DIRECTIVE A:
Pull out everything from "As you can see on Slide" down to "retained oil basins." in the Devon call transcript, word for word.
DIRECTIVE B:
Extend the Devon call transcript beyond its final sentence.

We have hired advisors in evaluating multiple methods of separation for these assets including a potential sale or spinoff, and we expect to complete this separation process by the end of 2019.

Additionally, with Devon's narrowed focus as a U.S. oil business, we are committed to transforming our culture and cost structure to compete head-to-head with the best in the business. We are acting with a sense of urgency to materially improve our entire cost structure by delivering at least $780 million in sustainable annual cost savings.

With our go-forward business and position to generate substantial amounts of free cash flow at today's pricing, I am also excited to announce that we're advancing our shareholder return initiatives by upsizing our industry-leading share repurchase program to $5 billion and increasing our quarterly dividend payment by 13%.

Turning to Slide 3. This exhibit showcases our transformation from a diversified worldwide Company to a highly focused U.S. oil producer today. The key takeaway here is that we have an extensive track record of successfully executing on our portfolio simplification initiatives with more than $30 billion of asset sales over the last decade.

The strategic rationale for taking this final step in our transformation and our announcement today is quite simple. With our U.S. oil business reaching sufficient operating scale to deliver advantaged returns, sustainable long-term growth and a generation of free cash flow, the timing is now appropriate to accelerate value creation for our shareholders by exiting our Canadian and Barnett Shale positions.

As you can see on Slide 4, the simplification of our portfolio unleashed the potential of our U.S. oil assets, which possess scale and reside in the very best plays and the best plays in the U.S. – in the best parts of the best plays in the U.S. To be clear, the information laid out here is for our go-forward business and represents the results of our four retained oil basins.

The charts exclude results from Canada and the Barnett along with minor non-core assets for sale in the U.S., but exclude the benefits of cost saving targets. It is these world-class oil positions with low break-evens, which provide new Devon the flexibility to generate free cash flow and deliver sustainable long-term growth.

This is evidenced by the chart at the top of the slide that showcases our top-tier well productivity. On initial 90-day production rates, our average well has exceeded virtually every top competitor in the U.S. Everyone likes to highlight their best wells and we do it too.

However, this slide captures every well for Devon and peers. This is true transparency. Devon is right at the top, even including the year when we faced challenges optimizing spacing in our STACK play. Just think about it. If we were at the top even with the STACK challenge we faced in 2018, I wonder what happened to everyone below us.

This good news story does not end with well productivity. As you can see on the bottom of the slide, new Devon streamed on U.S. oil portfolio will also deliver substantially improved oil rates, a lower per unit cost structure and higher operating margins that will translate into superior returns on capital employed.

Moving to Slide 5, while our U.S. oil assets have many advantaged characteristics, we are not finished improving our business. We are aggressively reshaping our organization with a singular focus on our simplified U.S. oil portfolio to unlock the potential of new Devon. As you can see on the top left chart, we expect our U.S. oil business to achieve at least $780 million in sustainable annual cost savings by 2021 versus our 2018 baseline.

GIVEN RECORDS:
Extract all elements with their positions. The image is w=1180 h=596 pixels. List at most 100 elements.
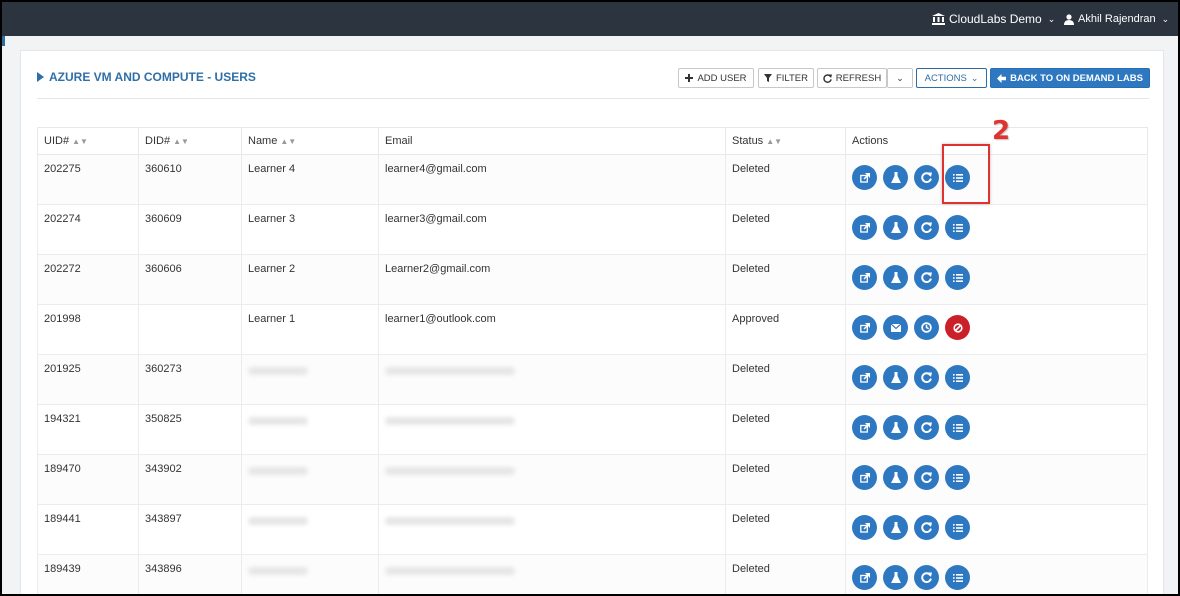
list-action-button[interactable] xyxy=(945,365,970,390)
email-icon xyxy=(890,323,901,332)
refresh-button[interactable]: REFRESH xyxy=(817,68,887,88)
list-action-button[interactable] xyxy=(945,415,970,440)
list-action-button[interactable] xyxy=(945,465,970,490)
open-external-action-button[interactable] xyxy=(852,165,877,190)
filter-button[interactable]: FILTER xyxy=(758,68,814,88)
refresh-action-button[interactable] xyxy=(914,165,939,190)
cancel-action-button[interactable] xyxy=(945,315,970,340)
org-menu[interactable]: CloudLabs Demo ⌄ xyxy=(932,2,1055,36)
refresh-action-button[interactable] xyxy=(914,415,939,440)
uid-value: 202272 xyxy=(44,263,81,275)
refresh-dropdown-toggle[interactable]: ⌄ xyxy=(887,68,913,88)
did-value: 360273 xyxy=(145,363,182,375)
actions-cell xyxy=(845,304,1148,355)
lab-action-button[interactable] xyxy=(883,515,908,540)
refresh-icon xyxy=(921,522,932,533)
lab-icon xyxy=(890,472,901,483)
refresh-action-button[interactable] xyxy=(914,565,939,590)
list-action-button[interactable] xyxy=(945,215,970,240)
uid-cell: 189439 xyxy=(37,554,139,594)
table-row: 201998 Learner 1 learner1@outlook.com Appro… xyxy=(37,304,1148,355)
refresh-action-button[interactable] xyxy=(914,515,939,540)
uid-value: 201925 xyxy=(44,363,81,375)
email-cell: learner1@outlook.com xyxy=(378,304,726,355)
open-external-action-button[interactable] xyxy=(852,265,877,290)
panel-header: AZURE VM AND COMPUTE - USERS ADD USER FI… xyxy=(37,65,1150,99)
refresh-icon xyxy=(921,572,932,583)
add-user-button[interactable]: ADD USER xyxy=(678,68,754,88)
sidebar-edge xyxy=(2,36,5,46)
open-external-icon xyxy=(859,572,870,583)
col-name[interactable]: Name ▲▼ xyxy=(241,127,379,155)
email-cell: learner4@gmail.com xyxy=(378,154,726,205)
email-action-button[interactable] xyxy=(883,315,908,340)
chevron-down-icon: ⌄ xyxy=(970,72,979,83)
chevron-down-icon: ⌄ xyxy=(1047,13,1056,24)
refresh-action-button[interactable] xyxy=(914,265,939,290)
email-cell xyxy=(378,354,726,405)
open-external-action-button[interactable] xyxy=(852,415,877,440)
actions-dropdown[interactable]: ACTIONS ⌄ xyxy=(916,68,987,88)
open-external-action-button[interactable] xyxy=(852,365,877,390)
open-external-icon xyxy=(859,172,870,183)
list-action-button[interactable] xyxy=(945,565,970,590)
uid-value: 202275 xyxy=(44,163,81,175)
list-action-button[interactable] xyxy=(945,515,970,540)
refresh-action-button[interactable] xyxy=(914,465,939,490)
open-external-action-button[interactable] xyxy=(852,315,877,340)
list-icon xyxy=(952,273,963,283)
user-menu[interactable]: Akhil Rajendran ⌄ xyxy=(1064,2,1169,36)
status-value: Deleted xyxy=(732,363,770,375)
open-external-action-button[interactable] xyxy=(852,465,877,490)
page-title[interactable]: AZURE VM AND COMPUTE - USERS xyxy=(37,70,256,84)
col-did-label: DID# xyxy=(145,135,171,147)
refresh-label: REFRESH xyxy=(835,72,882,84)
open-external-action-button[interactable] xyxy=(852,515,877,540)
refresh-action-button[interactable] xyxy=(914,215,939,240)
col-status[interactable]: Status ▲▼ xyxy=(725,127,846,155)
lab-action-button[interactable] xyxy=(883,215,908,240)
uid-cell: 194321 xyxy=(37,404,139,455)
lab-action-button[interactable] xyxy=(883,465,908,490)
col-name-label: Name xyxy=(248,135,278,147)
clock-icon xyxy=(921,322,932,333)
col-uid[interactable]: UID# ▲▼ xyxy=(37,127,139,155)
lab-action-button[interactable] xyxy=(883,415,908,440)
open-external-action-button[interactable] xyxy=(852,215,877,240)
user-name-cell: Learner 2 xyxy=(248,263,296,275)
refresh-icon xyxy=(921,222,932,233)
status-value: Deleted xyxy=(732,413,770,425)
open-external-action-button[interactable] xyxy=(852,565,877,590)
lab-action-button[interactable] xyxy=(883,265,908,290)
table-row: 189441 343897 Deleted xyxy=(37,504,1148,555)
user-email-cell: learner3@gmail.com xyxy=(385,213,487,225)
sort-icon: ▲▼ xyxy=(280,137,297,146)
redacted-email xyxy=(385,417,515,425)
app-frame: CloudLabs Demo ⌄ Akhil Rajendran ⌄ AZURE… xyxy=(2,2,1178,594)
user-name-cell: Learner 4 xyxy=(248,163,296,175)
lab-action-button[interactable] xyxy=(883,165,908,190)
col-did[interactable]: DID# ▲▼ xyxy=(138,127,242,155)
clock-action-button[interactable] xyxy=(914,315,939,340)
lab-action-button[interactable] xyxy=(883,365,908,390)
refresh-action-button[interactable] xyxy=(914,365,939,390)
col-actions-label: Actions xyxy=(852,135,889,147)
did-cell: 343897 xyxy=(138,504,242,555)
redacted-email xyxy=(385,367,515,375)
email-cell xyxy=(378,454,726,505)
list-action-button[interactable] xyxy=(945,265,970,290)
col-status-label: Status xyxy=(732,135,764,147)
did-value: 343902 xyxy=(145,463,182,475)
did-cell: 360273 xyxy=(138,354,242,405)
lab-action-button[interactable] xyxy=(883,565,908,590)
status-value: Deleted xyxy=(732,163,770,175)
did-cell: 343896 xyxy=(138,554,242,594)
did-cell: 343902 xyxy=(138,454,242,505)
did-cell: 360610 xyxy=(138,154,242,205)
back-to-labs-button[interactable]: BACK TO ON DEMAND LABS xyxy=(990,68,1150,88)
actions-cell xyxy=(845,554,1148,594)
status-cell: Deleted xyxy=(725,154,846,205)
redacted-name xyxy=(248,517,308,525)
open-external-icon xyxy=(859,522,870,533)
top-navbar: CloudLabs Demo ⌄ Akhil Rajendran ⌄ xyxy=(2,2,1178,36)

RESPONSE A:
As you can see on Slide 4, the simplification of our portfolio unleashed the potential of our U.S. oil assets, which possess scale and reside in the very best plays and the best plays in the U.S. – in the best parts of the best plays in the U.S. To be clear, the information laid out here is for our go-forward business and represents the results of our four retained oil basins.

RESPONSE B:
Our cost reduction plan includes a range of actions to achieve more efficient field-level operations, lower drilling and completion costs, and better alignment of personnel with the go-forward business.

To be clear, these lower drilling completion costs are structural and the 2019 plan assumes flat year-over-year service and supply costs. To the extent, we see deflation in service on supply costs that would be additive to the plan.

Importantly, we are acting with a sense of urgency on these initiatives and we are already executing on plans to achieve at least 70% of these cost reductions this year. Our efforts to reduce cost go beyond just dollars and cents and represent a meaningful shift in our culture to more streamlined leadership, more reliance on technical expertise and an intense focus on delivering top-tier returns on our investment.

The value creation of these changes are material and impactful for our shareholders equating to a PV10 over the next 10 years of approximately $4.5 billion or more than $10 per share.

Turning to Slide 6, in addition to higher asset quality and an improved cost structure, Devon's unwavering commitment to a disciplined returns-oriented growth strategy will drive additional value creation for our shareholders. As we have highlighted in the past, the leadership team at Devon fundamentally believes that a steadier and more measured investment program through all cycles is the best path to optimize corporate-level returns, sustainably grow our business and generate free cash flow and reward our shareholders with increased amounts of cash returns.

Importantly, this disciplined approach to the business will allow Devon to achieve all our capital allocation priorities at a flat $46 WTI price deck, while delivering a mid-teens growth rate in light-oil production.

To be clear, this includes all of our capital expenditures, not just some of our capital as suggested by others in the industry in their definition of free cash flow within recent presentations. Inclusive of all capital and recurring expenses, Devon is poised to grow oil at a mid-teens rate within cash flow at $46 WTI. The benefits of higher commodity prices above $46 oil will drive higher levels of free cash flow for Devon shareholders, not higher capital activity.

Now, let's run through some of the operational highlights and specifics of the 2019 program. As we look ahead to 2019, on Slide 7, we expect our disciplined growth strategy to deliver strong results. For New Devon, we plan to invest approximately $1.9 billion of E&P capital with half of this capital concentrated on low-risk developments in the economic core of our world-class Delaware Basin assets.

The other half of our capital will be evenly split between high-return, low-risk oil projects in the STACK, Eagle Ford and Powder River Basin. Although well over 90% of our capital is focused on low-risk development, we will strategically allocate capital to mature our upside opportunities in the Niobrara, the Austin Chalk and other key plays.

The capital efficiency associated with this plan is fantastic, allowing us to drill 15% more wells compared to 2018 for roughly 10% less capital investment. Key drivers of this improved capital efficiency are substantially lower facility costs across our retained U.S. asset portfolio, improved cycle times associated with our Wolfcamp program in the Delaware and optimized up-space development program in the STACK and a dedicated frac crew in the Powder River Basin.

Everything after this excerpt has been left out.